__Given data__
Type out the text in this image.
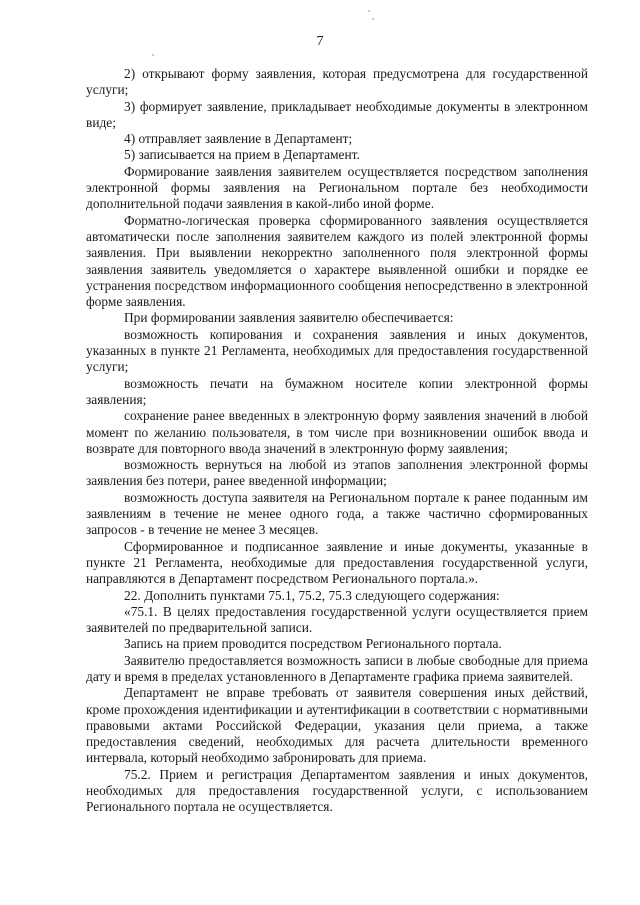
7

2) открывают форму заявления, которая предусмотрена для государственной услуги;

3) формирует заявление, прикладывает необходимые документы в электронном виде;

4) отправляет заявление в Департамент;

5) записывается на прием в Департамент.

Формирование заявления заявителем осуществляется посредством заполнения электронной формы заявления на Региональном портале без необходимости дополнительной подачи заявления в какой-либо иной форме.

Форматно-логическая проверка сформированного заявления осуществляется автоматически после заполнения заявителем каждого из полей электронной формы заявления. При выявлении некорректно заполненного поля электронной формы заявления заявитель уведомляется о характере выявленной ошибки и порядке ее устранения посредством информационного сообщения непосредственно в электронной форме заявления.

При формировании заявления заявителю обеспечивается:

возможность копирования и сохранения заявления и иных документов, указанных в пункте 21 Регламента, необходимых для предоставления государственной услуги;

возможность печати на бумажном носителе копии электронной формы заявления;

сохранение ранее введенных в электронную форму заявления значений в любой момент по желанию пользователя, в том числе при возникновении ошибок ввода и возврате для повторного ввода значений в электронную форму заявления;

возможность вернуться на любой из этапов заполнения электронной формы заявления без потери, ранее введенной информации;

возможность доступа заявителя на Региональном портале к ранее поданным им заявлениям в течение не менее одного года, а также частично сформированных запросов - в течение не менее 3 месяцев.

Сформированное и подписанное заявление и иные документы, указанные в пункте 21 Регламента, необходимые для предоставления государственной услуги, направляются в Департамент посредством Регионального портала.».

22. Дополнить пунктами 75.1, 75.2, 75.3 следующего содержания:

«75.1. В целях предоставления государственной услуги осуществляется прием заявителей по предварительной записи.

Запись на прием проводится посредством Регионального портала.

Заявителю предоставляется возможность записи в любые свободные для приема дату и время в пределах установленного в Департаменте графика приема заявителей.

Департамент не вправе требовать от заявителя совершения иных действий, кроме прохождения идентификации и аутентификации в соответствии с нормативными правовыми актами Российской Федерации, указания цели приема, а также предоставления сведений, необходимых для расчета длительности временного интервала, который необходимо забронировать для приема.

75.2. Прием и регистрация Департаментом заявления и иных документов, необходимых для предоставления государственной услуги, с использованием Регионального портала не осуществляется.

__Problem to work on__
Repeat verbatim all the material, but not the pictures.

__Expected answer__
Type out the text in this image.
7

2) открывают форму заявления, которая предусмотрена для государственной услуги;

3) формирует заявление, прикладывает необходимые документы в электронном виде;

4) отправляет заявление в Департамент;

5) записывается на прием в Департамент.

Формирование заявления заявителем осуществляется посредством заполнения электронной формы заявления на Региональном портале без необходимости дополнительной подачи заявления в какой-либо иной форме.

Форматно-логическая проверка сформированного заявления осуществляется автоматически после заполнения заявителем каждого из полей электронной формы заявления. При выявлении некорректно заполненного поля электронной формы заявления заявитель уведомляется о характере выявленной ошибки и порядке ее устранения посредством информационного сообщения непосредственно в электронной форме заявления.

При формировании заявления заявителю обеспечивается:

возможность копирования и сохранения заявления и иных документов, указанных в пункте 21 Регламента, необходимых для предоставления государственной услуги;

возможность печати на бумажном носителе копии электронной формы заявления;

сохранение ранее введенных в электронную форму заявления значений в любой момент по желанию пользователя, в том числе при возникновении ошибок ввода и возврате для повторного ввода значений в электронную форму заявления;

возможность вернуться на любой из этапов заполнения электронной формы заявления без потери, ранее введенной информации;

возможность доступа заявителя на Региональном портале к ранее поданным им заявлениям в течение не менее одного года, а также частично сформированных запросов - в течение не менее 3 месяцев.

Сформированное и подписанное заявление и иные документы, указанные в пункте 21 Регламента, необходимые для предоставления государственной услуги, направляются в Департамент посредством Регионального портала.».

22. Дополнить пунктами 75.1, 75.2, 75.3 следующего содержания:

«75.1. В целях предоставления государственной услуги осуществляется прием заявителей по предварительной записи.

Запись на прием проводится посредством Регионального портала.

Заявителю предоставляется возможность записи в любые свободные для приема дату и время в пределах установленного в Департаменте графика приема заявителей.

Департамент не вправе требовать от заявителя совершения иных действий, кроме прохождения идентификации и аутентификации в соответствии с нормативными правовыми актами Российской Федерации, указания цели приема, а также предоставления сведений, необходимых для расчета длительности временного интервала, который необходимо забронировать для приема.

75.2. Прием и регистрация Департаментом заявления и иных документов, необходимых для предоставления государственной услуги, с использованием Регионального портала не осуществляется.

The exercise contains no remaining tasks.